WHAT YOU ARE ASKED TO DO
Pull out every line of the listing below where "Service" appears.
▬▬▬▬▬▬
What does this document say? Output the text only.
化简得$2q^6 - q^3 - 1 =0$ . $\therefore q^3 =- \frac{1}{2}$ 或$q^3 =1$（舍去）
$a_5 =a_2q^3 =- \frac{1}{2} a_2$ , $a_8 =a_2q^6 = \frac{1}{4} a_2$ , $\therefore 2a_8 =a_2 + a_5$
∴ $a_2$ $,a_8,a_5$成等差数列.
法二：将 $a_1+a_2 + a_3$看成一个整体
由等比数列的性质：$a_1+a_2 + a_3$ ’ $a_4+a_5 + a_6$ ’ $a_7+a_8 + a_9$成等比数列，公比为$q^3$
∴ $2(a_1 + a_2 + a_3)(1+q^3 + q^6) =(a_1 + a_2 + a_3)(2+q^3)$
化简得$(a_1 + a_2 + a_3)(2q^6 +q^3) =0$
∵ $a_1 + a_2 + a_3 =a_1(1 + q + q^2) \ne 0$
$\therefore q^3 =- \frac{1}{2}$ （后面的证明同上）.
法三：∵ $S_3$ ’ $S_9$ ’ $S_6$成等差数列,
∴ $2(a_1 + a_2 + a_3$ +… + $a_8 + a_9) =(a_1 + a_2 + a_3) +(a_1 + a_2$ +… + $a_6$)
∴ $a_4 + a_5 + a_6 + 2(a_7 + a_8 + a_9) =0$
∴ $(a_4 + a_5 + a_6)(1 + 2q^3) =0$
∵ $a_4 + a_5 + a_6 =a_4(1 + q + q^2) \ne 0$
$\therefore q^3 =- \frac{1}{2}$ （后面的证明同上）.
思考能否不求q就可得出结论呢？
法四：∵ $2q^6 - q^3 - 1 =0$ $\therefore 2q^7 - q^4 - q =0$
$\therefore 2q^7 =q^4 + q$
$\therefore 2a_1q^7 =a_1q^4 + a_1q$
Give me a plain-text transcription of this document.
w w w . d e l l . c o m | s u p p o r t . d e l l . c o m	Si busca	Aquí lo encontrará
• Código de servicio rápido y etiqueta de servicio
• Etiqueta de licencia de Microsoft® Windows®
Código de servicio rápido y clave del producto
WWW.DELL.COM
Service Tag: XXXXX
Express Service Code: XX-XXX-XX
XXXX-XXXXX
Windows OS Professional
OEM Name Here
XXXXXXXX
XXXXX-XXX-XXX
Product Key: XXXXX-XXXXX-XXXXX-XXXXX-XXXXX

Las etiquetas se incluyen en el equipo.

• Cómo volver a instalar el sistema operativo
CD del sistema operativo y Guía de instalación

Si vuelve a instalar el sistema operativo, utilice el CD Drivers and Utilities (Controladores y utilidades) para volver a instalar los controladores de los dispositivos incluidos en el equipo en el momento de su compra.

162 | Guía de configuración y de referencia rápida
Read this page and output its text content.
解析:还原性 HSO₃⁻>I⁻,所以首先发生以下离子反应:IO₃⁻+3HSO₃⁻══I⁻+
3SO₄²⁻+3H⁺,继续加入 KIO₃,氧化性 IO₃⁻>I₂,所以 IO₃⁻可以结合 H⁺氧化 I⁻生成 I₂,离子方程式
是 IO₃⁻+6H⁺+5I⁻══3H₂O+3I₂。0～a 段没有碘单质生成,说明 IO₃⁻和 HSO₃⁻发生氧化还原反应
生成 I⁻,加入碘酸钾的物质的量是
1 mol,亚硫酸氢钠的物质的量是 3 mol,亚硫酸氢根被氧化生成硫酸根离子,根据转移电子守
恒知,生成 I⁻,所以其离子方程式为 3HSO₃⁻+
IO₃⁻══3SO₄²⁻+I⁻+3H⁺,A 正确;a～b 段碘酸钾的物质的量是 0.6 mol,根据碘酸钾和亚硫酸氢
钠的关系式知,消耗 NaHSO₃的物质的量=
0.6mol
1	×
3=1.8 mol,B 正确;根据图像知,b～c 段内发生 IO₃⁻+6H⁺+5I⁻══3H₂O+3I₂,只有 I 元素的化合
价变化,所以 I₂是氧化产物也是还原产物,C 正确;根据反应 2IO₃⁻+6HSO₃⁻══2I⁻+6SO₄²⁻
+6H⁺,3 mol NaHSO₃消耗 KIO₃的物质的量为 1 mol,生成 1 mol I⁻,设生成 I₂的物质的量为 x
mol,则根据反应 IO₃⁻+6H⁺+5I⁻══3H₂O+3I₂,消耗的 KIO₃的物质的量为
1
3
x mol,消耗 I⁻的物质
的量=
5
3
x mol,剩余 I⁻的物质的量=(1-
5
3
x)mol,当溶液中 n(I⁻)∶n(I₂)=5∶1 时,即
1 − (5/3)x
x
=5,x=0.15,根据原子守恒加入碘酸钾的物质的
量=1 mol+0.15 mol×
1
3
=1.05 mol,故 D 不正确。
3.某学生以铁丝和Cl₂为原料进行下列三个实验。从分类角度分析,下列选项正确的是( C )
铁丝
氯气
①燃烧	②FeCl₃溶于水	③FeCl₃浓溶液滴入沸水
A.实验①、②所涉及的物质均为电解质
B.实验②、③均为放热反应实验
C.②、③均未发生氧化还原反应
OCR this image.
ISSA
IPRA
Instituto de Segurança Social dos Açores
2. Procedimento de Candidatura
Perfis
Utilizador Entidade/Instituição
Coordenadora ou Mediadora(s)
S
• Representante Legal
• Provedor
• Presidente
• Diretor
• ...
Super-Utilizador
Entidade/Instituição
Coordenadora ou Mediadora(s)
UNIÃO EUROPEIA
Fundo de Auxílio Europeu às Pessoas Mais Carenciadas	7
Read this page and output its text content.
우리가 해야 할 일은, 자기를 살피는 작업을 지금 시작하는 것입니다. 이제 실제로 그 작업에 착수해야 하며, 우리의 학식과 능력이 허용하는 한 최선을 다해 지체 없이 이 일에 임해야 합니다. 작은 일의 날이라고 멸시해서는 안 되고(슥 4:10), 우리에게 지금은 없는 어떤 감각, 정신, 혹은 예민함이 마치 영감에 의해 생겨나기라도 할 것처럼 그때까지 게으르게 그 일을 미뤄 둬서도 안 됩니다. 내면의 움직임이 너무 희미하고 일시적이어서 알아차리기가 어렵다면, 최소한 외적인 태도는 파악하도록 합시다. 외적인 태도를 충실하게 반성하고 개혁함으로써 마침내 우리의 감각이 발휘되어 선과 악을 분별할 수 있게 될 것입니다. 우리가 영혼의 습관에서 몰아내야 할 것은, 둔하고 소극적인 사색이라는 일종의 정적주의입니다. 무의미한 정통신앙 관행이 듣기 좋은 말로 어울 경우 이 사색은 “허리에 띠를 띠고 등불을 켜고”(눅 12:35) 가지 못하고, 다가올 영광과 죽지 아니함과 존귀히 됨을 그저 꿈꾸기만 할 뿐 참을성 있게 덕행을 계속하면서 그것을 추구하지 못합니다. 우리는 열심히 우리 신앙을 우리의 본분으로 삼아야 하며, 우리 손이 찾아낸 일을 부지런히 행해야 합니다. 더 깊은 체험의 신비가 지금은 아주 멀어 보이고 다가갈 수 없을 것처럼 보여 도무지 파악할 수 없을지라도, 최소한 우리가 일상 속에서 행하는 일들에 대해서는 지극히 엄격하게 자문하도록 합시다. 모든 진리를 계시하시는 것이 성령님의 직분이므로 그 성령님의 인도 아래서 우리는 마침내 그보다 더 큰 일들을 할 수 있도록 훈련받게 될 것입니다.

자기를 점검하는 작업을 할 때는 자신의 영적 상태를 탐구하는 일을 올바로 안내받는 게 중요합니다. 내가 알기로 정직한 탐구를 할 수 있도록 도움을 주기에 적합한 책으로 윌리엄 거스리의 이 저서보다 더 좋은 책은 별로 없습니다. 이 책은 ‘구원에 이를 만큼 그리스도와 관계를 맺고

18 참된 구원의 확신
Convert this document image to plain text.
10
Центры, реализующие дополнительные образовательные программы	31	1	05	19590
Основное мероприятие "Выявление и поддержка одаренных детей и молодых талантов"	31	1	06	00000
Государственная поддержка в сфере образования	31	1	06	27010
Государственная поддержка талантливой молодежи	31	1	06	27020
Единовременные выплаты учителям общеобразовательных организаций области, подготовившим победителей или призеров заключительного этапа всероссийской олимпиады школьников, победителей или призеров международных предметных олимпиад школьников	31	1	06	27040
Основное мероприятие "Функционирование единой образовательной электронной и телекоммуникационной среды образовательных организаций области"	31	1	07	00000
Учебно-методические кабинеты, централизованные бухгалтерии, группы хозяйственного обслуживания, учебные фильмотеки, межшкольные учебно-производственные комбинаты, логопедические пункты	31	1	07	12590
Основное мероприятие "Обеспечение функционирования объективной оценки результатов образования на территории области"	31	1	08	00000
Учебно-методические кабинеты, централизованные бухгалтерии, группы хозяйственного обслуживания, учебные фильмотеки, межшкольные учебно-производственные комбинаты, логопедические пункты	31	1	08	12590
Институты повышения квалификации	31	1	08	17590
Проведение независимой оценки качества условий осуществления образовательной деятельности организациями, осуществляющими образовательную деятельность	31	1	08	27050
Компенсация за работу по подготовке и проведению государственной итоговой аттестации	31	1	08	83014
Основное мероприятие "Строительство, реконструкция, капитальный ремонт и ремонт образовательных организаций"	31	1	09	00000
▬▬▬▬▬▬
OUTPUT FOR THIS TASK
Service Tag: XXXXX
Express Service Code: XX-XXX-XX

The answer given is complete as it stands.